* _Work instruction A_
Edit the haemophilia gene therapy text from "How is gene" to "beyond animal models.", inclusive, putting "delivery vehicle" wherever "vector" appears.
* _Work instruction B_
Please pick up the haemophilia gene therapy text at the point where it stops and carry it forward.

* _Extract to read_
Gene therapy for haemophilia
New technologies for the treatment of haemophilia offer a future with better control of bleeding, fewer long term complications, a lower treatment burden and, in the case of gene therapy, the prospect of a life largely unaffected by the risk of spontaneous bleeds. They also bring challenges, with major change in the expectations of people with haemophilia, a transformation in the way haemophilia services are provided and increased pressure on resources.
Positive results of early stage clinical trials have focused the attention of the haemophilia community on gene therapy. Investigators and clinicians have been cautious in their interpretation of achievements to date. Nevertheless, talk of a ‘cure’ is not wholly unjustified and people with haemophilia and their families may include gene therapy among the future treatment options they are now considering. This review summarises the evidence available in September 2020.
Haemophilia is an ideal candidate for gene therapy. It is caused by mutation of a single gene (F8 for haemophilia A, F9 for haemophilia B), meaning there is a single target for therapy. The mutation has a large effect, so that replacing the faulty gene with a functional version has the potential for a large benefit. Further, the level of clotting factor does not need to be very high to achieve a large reduction in the risk of spontaneous bleeds. Finally, conventional factor replacement therapy is relatively expensive and burdensome; the high cost of gene therapy is therefore offset by large savings from reduced clotting factor consumption and the potential for gains in quality of life.
How is gene therapy carried out?
At its simplest, gene therapy involves cloning the gene that encodes for factor VIII (FVIII) or factor IX (FIX), packaging it into a system that delivers it into a cell, and administering this to an individual to enable them to produce sufficient clotting factor to avoid bleeds. However, no step in this process is straightforward.
Gene therapy has developed more quickly for haemophilia B than haemophilia A. This is because the F9gene is four to five times smaller than the F8 gene, and it has taken longer to develop a vector that can accommodate the replacement F8. Progress in developing gene therapy for von Willebrand’s disease has been slowed by the challenge of incorporating the large gene encoding for von Willebrand factor into a viral vector than can deliver it to the target organ. To date, studies have not progressed beyond animal models.
Most trials to date have evaluated technology that creates a stable pool of modified genes within a cell. The pool (known as an episome) remains in the cell cytoplasm, is independent of the cell’s nucleus and produces clotting factor autonomously. This approach has the potential to abolish haemophilia or greatly reduce its severity for the person treated; however, it does not change the risk of passing the condition on to his children (all trial participants have been men so far). Most trials are targeting liver cells as the repository for the modified gene; one trial is underway to evaluate transplantation of autologous CD34+ hematopoietic stem cells containing the viral vector (ClinicalTrials.gov NCT04418414).

Extracted records:
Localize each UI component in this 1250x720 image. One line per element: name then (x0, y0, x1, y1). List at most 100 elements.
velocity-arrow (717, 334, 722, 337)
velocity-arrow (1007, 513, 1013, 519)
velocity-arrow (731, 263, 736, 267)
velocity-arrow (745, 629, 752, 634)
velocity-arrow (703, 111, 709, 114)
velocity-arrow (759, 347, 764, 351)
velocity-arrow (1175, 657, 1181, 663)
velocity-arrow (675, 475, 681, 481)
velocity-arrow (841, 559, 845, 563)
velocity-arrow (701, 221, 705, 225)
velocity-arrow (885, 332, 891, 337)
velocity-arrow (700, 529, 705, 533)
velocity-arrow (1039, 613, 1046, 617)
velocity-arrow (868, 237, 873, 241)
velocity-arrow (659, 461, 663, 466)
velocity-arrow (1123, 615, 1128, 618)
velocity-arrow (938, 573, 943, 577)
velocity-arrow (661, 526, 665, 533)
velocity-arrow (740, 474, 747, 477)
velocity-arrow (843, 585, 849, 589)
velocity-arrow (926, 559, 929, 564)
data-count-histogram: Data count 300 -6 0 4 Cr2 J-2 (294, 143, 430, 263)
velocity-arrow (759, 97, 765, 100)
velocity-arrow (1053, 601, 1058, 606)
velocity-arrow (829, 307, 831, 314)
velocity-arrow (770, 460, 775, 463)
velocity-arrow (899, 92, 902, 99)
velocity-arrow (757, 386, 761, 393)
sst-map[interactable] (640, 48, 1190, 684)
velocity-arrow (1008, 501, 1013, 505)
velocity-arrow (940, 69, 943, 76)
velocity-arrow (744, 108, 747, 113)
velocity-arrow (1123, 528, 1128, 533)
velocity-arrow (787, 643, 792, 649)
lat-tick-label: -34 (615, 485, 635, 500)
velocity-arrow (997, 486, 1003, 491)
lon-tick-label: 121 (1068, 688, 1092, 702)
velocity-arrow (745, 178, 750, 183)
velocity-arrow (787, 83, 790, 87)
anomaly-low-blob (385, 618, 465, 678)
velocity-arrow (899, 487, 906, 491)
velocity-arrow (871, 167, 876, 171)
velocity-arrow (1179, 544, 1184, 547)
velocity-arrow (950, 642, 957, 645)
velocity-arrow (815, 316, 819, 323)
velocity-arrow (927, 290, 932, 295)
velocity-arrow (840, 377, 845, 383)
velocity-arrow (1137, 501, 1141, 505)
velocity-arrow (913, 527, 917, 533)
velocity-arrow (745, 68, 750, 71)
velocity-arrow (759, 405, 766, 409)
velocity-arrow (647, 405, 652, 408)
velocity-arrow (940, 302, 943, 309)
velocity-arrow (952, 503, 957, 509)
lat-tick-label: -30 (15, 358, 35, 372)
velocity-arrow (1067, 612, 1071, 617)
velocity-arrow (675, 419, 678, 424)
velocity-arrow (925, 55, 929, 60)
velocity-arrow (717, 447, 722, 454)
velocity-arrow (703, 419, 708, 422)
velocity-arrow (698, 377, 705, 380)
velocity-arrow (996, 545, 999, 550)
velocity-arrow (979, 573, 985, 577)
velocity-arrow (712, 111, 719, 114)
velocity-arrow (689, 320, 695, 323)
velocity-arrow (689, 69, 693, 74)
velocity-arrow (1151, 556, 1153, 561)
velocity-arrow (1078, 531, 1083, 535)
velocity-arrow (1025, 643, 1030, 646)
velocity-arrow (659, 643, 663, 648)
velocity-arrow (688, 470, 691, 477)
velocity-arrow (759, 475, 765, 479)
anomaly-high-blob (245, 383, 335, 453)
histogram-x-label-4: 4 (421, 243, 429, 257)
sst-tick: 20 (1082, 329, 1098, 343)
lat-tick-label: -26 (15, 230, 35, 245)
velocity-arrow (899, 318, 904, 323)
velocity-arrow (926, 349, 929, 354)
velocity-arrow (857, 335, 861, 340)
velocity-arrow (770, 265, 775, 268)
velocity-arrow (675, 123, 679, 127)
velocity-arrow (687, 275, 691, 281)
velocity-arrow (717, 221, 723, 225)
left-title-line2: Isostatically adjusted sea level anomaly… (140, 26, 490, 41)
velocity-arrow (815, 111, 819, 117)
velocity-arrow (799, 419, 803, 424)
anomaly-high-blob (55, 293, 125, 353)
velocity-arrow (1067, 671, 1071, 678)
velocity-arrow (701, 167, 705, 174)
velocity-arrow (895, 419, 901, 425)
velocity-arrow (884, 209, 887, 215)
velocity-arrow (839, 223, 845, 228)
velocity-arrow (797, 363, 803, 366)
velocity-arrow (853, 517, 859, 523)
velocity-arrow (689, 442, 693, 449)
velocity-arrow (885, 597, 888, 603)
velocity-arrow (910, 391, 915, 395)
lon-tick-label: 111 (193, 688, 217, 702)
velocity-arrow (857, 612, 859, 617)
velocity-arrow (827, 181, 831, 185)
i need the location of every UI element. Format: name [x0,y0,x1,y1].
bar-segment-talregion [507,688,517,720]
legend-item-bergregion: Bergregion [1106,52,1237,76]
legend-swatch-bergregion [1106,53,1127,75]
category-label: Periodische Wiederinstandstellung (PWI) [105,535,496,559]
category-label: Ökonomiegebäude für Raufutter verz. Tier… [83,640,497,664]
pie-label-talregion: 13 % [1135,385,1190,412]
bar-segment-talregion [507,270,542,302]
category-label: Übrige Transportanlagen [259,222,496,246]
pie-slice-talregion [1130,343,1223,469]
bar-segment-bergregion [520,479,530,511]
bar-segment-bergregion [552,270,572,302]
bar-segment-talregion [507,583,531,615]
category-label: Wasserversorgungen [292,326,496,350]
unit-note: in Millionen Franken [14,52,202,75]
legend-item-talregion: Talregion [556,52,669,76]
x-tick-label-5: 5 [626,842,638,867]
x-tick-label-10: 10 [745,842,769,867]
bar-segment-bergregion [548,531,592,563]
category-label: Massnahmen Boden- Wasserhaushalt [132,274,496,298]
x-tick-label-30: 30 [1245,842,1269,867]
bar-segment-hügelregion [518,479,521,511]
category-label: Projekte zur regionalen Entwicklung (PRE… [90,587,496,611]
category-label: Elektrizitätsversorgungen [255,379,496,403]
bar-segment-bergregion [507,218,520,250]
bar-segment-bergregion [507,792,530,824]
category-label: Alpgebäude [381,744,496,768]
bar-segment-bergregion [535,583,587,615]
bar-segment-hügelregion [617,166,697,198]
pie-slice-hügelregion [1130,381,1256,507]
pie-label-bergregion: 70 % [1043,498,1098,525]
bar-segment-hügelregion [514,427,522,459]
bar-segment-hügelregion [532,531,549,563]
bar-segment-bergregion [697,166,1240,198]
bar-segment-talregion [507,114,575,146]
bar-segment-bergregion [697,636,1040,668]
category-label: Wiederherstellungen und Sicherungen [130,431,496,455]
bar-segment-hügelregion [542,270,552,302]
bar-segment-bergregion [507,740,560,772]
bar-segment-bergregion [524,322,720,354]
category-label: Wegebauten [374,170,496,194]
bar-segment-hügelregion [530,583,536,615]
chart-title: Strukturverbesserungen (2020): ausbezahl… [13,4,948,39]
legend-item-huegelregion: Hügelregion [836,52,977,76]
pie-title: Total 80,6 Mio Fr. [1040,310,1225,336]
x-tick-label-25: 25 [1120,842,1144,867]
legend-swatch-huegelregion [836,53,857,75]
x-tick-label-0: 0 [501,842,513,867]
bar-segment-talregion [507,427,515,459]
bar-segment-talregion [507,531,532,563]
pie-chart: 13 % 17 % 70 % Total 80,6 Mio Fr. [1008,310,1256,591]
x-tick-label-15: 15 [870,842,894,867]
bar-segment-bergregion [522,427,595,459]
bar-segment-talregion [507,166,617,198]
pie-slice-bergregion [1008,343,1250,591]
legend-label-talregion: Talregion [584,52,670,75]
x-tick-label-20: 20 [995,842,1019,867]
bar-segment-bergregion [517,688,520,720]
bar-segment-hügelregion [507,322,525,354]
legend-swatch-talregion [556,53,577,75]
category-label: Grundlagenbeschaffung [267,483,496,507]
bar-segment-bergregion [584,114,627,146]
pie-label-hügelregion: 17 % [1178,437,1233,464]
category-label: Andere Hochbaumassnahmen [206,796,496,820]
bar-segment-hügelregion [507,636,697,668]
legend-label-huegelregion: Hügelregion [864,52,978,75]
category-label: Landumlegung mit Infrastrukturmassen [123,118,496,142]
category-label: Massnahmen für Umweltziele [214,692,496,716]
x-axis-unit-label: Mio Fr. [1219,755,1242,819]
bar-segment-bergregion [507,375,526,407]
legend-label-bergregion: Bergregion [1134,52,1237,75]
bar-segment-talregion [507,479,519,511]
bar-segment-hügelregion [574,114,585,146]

* _Answer A_
How is gene therapy carried out?
At its simplest, gene therapy involves cloning the gene that encodes for factor VIII (FVIII) or factor IX (FIX), packaging it into a system that delivers it into a cell, and administering this to an individual to enable them to produce sufficient clotting factor to avoid bleeds. However, no step in this process is straightforward.
Gene therapy has developed more quickly for haemophilia B than haemophilia A. This is because the F9gene is four to five times smaller than the F8 gene, and it has taken longer to develop a delivery vehicle that can accommodate the replacement F8. Progress in developing gene therapy for von Willebrand’s disease has been slowed by the challenge of incorporating the large gene encoding for von Willebrand factor into a viral delivery vehicle than can deliver it to the target organ. To date, studies have not progressed beyond animal models.

* _Answer B_
Trials are now being initiated to evaluate the effect of modifying the structure of DNA itself by gene editing – something that could conceivably be a ‘cure’ for haemophilia in that it might stop genetic transmission. One method of gene editing is to use a designer molecule (e.g. a zinc finger nuclease or CRISPR-cas9) to snip the DNA molecule and introduce a new functional gene. Zinc finger proteins, in which zinc ions stabilise the 3D protein structure, occur naturally in human genes; their role is to bind specific regions of DNA and RNA during cellular processes such as gene transcription. This process of gene integration has huge therapeutic potential but also raises uncertainties about the long-term risks of altering DNA.
First, a word about genes
The ‘gene’ in gene therapy is not identical to the gene that occurs in human DNA. Instead of the complete F8 and F9 genes, only the part of the gene required to code for the synthesis of the clotting factor is necessary. The terms used in publications for this section of DNA include cDNA (complementary DNA, which refers to the way it is synthesised) and transgene (meaning a gene transferred from one organism to another).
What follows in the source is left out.